__Direction__: List all lines of the data that include the string "chevron".

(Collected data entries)

********************

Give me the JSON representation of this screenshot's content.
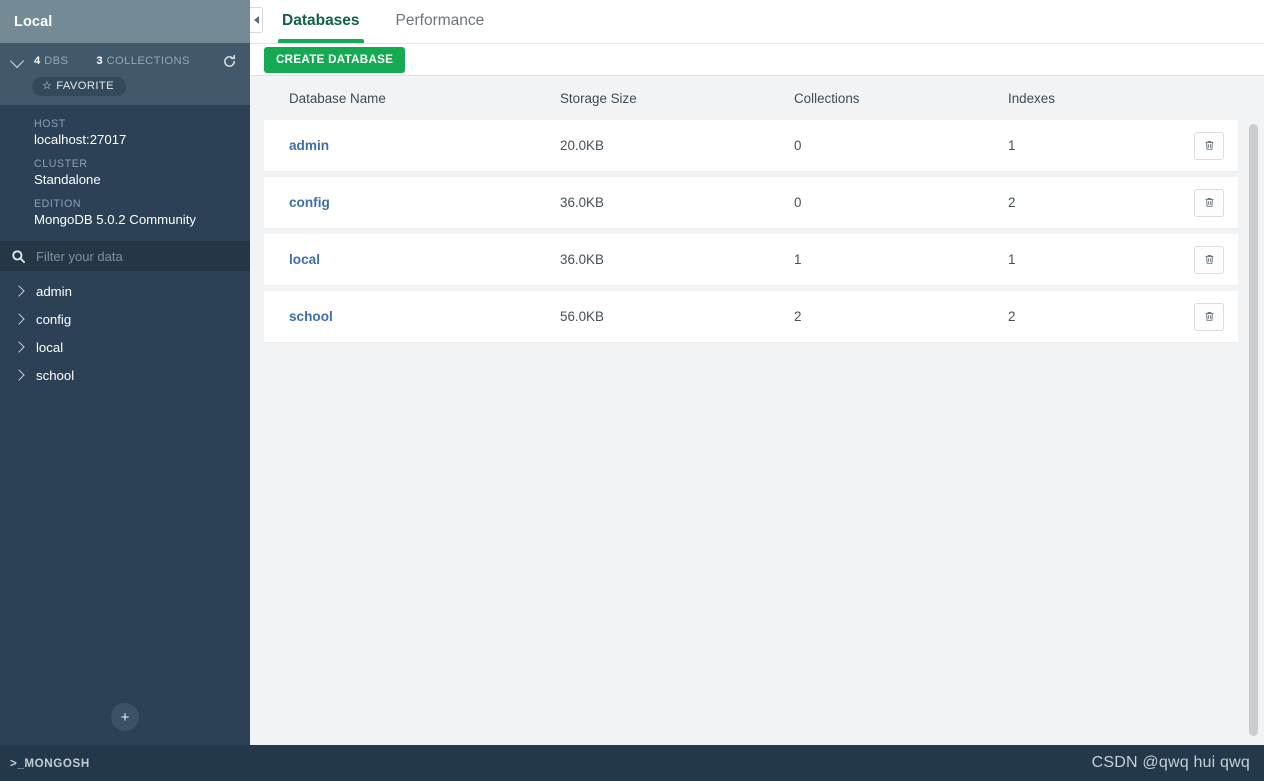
{
  "sidebar": {
    "title": "Local",
    "stats": {
      "dbs_count": "4",
      "dbs_label": "DBS",
      "collections_count": "3",
      "collections_label": "COLLECTIONS",
      "refresh_icon": "refresh-icon",
      "collapse_icon": "chevron-down-icon"
    },
    "favorite": {
      "label": "FAVORITE",
      "star": "☆"
    },
    "info": [
      {
        "label": "HOST",
        "value": "localhost:27017"
      },
      {
        "label": "CLUSTER",
        "value": "Standalone"
      },
      {
        "label": "EDITION",
        "value": "MongoDB 5.0.2 Community"
      }
    ],
    "filter": {
      "placeholder": "Filter your data",
      "value": "",
      "icon": "search-icon"
    },
    "databases": [
      {
        "name": "admin"
      },
      {
        "name": "config"
      },
      {
        "name": "local"
      },
      {
        "name": "school"
      }
    ],
    "add_button_label": "+"
  },
  "main": {
    "collapse_tab_icon": "chevron-left-icon",
    "tabs": [
      {
        "label": "Databases",
        "active": true
      },
      {
        "label": "Performance",
        "active": false
      }
    ],
    "toolbar": {
      "create_database_label": "CREATE DATABASE"
    },
    "table": {
      "columns": [
        "Database Name",
        "Storage Size",
        "Collections",
        "Indexes"
      ],
      "rows": [
        {
          "name": "admin",
          "storage_size": "20.0KB",
          "collections": "0",
          "indexes": "1",
          "delete_icon": "trash-icon"
        },
        {
          "name": "config",
          "storage_size": "36.0KB",
          "collections": "0",
          "indexes": "2",
          "delete_icon": "trash-icon"
        },
        {
          "name": "local",
          "storage_size": "36.0KB",
          "collections": "1",
          "indexes": "1",
          "delete_icon": "trash-icon"
        },
        {
          "name": "school",
          "storage_size": "56.0KB",
          "collections": "2",
          "indexes": "2",
          "delete_icon": "trash-icon"
        }
      ]
    }
  },
  "status_bar": {
    "mongosh_label": ">_MONGOSH",
    "watermark": "CSDN @qwq hui qwq"
  },
  "colors": {
    "brand_green": "#13aa52",
    "active_tab_text": "#116149",
    "sidebar_bg": "#2c4155",
    "sidebar_title_bg": "#748a94",
    "sidebar_stats_bg": "#41596b",
    "status_bar_bg": "#23384a",
    "db_link": "#3e6ea8"
  }
}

********************

__Completed task__:
      "collapse_icon": "chevron-down-icon"
    "collapse_tab_icon": "chevron-left-icon",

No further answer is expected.